• **SUPPLIED ENTRIES**
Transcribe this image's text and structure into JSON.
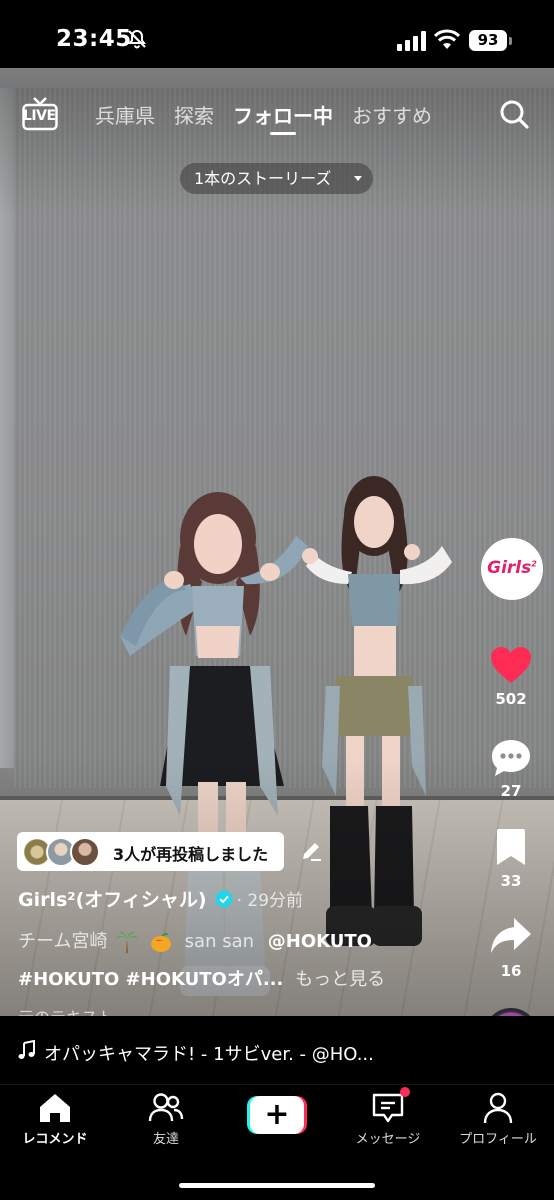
{
  "status_bar": {
    "time": "23:45",
    "battery": "93",
    "icons": [
      "silent-mode-icon",
      "signal-icon",
      "wifi-icon",
      "battery-icon"
    ]
  },
  "top_nav": {
    "live_label": "LIVE",
    "tabs": [
      {
        "label": "兵庫県",
        "active": false
      },
      {
        "label": "探索",
        "active": false
      },
      {
        "label": "フォロー中",
        "active": true
      },
      {
        "label": "おすすめ",
        "active": false
      }
    ],
    "search_icon": "search-icon"
  },
  "stories": {
    "label": "1本のストーリーズ"
  },
  "rail": {
    "profile_logo": "Girls",
    "profile_logo_sup": "2",
    "likes": "502",
    "comments": "27",
    "saves": "33",
    "shares": "16"
  },
  "repost": {
    "text": "3人が再投稿しました"
  },
  "post": {
    "author": "Girls²(オフィシャル)",
    "time": "· 29分前",
    "caption_prefix": "チーム宮崎",
    "caption_names": "san san",
    "caption_mention": "@HOKUTO",
    "caption_tags": "#HOKUTO #HOKUTOオパ...",
    "more": "もっと見る",
    "original_text": "元のテキスト"
  },
  "sound": {
    "title": "オパッキャマラド! - 1サビver. - @HO..."
  },
  "bottom_nav": {
    "items": [
      {
        "label": "レコメンド",
        "icon": "home-icon",
        "active": true
      },
      {
        "label": "友達",
        "icon": "friends-icon",
        "active": false
      },
      {
        "label": "+",
        "icon": "plus-icon",
        "active": false
      },
      {
        "label": "メッセージ",
        "icon": "inbox-icon",
        "active": false
      },
      {
        "label": "プロフィール",
        "icon": "profile-icon",
        "active": false
      }
    ]
  },
  "colors": {
    "like_red": "#fe2c55",
    "accent_cyan": "#25f4ee",
    "verified_blue": "#20d5ec",
    "girls_logo_pink": "#e2226c"
  }
}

• **EXERCISE REQUIREMENTS**
Set each line of the records down exactly, leaving every picture out.

• **SOLUTION**
Transcribe this image's text and structure into JSON.
{
  "status_bar": {
    "time": "23:45",
    "battery": "93",
    "icons": [
      "silent-mode-icon",
      "signal-icon",
      "wifi-icon",
      "battery-icon"
    ]
  },
  "top_nav": {
    "live_label": "LIVE",
    "tabs": [
      {
        "label": "兵庫県",
        "active": false
      },
      {
        "label": "探索",
        "active": false
      },
      {
        "label": "フォロー中",
        "active": true
      },
      {
        "label": "おすすめ",
        "active": false
      }
    ],
    "search_icon": "search-icon"
  },
  "stories": {
    "label": "1本のストーリーズ"
  },
  "rail": {
    "profile_logo": "Girls",
    "profile_logo_sup": "2",
    "likes": "502",
    "comments": "27",
    "saves": "33",
    "shares": "16"
  },
  "repost": {
    "text": "3人が再投稿しました"
  },
  "post": {
    "author": "Girls²(オフィシャル)",
    "time": "· 29分前",
    "caption_prefix": "チーム宮崎",
    "caption_names": "san san",
    "caption_mention": "@HOKUTO",
    "caption_tags": "#HOKUTO #HOKUTOオパ...",
    "more": "もっと見る",
    "original_text": "元のテキスト"
  },
  "sound": {
    "title": "オパッキャマラド! - 1サビver. - @HO..."
  },
  "bottom_nav": {
    "items": [
      {
        "label": "レコメンド",
        "icon": "home-icon",
        "active": true
      },
      {
        "label": "友達",
        "icon": "friends-icon",
        "active": false
      },
      {
        "label": "+",
        "icon": "plus-icon",
        "active": false
      },
      {
        "label": "メッセージ",
        "icon": "inbox-icon",
        "active": false
      },
      {
        "label": "プロフィール",
        "icon": "profile-icon",
        "active": false
      }
    ]
  },
  "colors": {
    "like_red": "#fe2c55",
    "accent_cyan": "#25f4ee",
    "verified_blue": "#20d5ec",
    "girls_logo_pink": "#e2226c"
  }
}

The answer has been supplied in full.